- What is needed: Skip the images and return the records below exactly.

- Task input:
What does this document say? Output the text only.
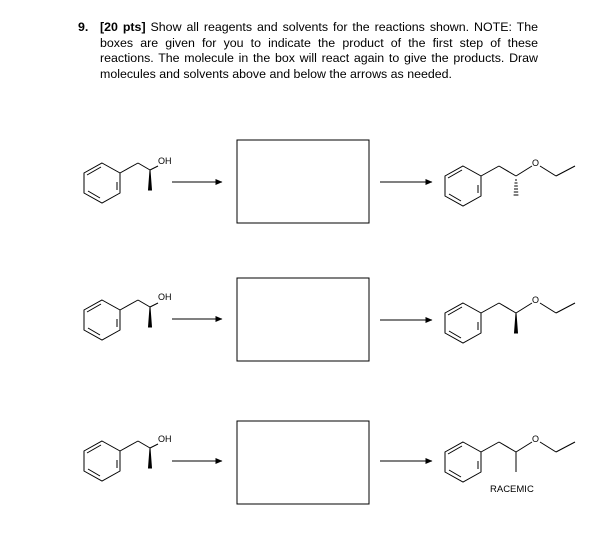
9. [20 pts] Show all reagents and solvents for the reactions shown. NOTE: The boxes are given for you to indicate the product of the first step of these reactions. The molecule in the box will react again to give the products. Draw molecules and solvents above and below the arrows as needed.
OH	O
OH	O
OH	O
RACEMIC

- Answer to this exercise:
What does this document say? Output the text only.
9. [20 pts] Show all reagents and solvents for the reactions shown. NOTE: The boxes are given for you to indicate the product of the first step of these reactions. The molecule in the box will react again to give the products. Draw molecules and solvents above and below the arrows as needed.
OH	O
OH	O
OH	O
RACEMIC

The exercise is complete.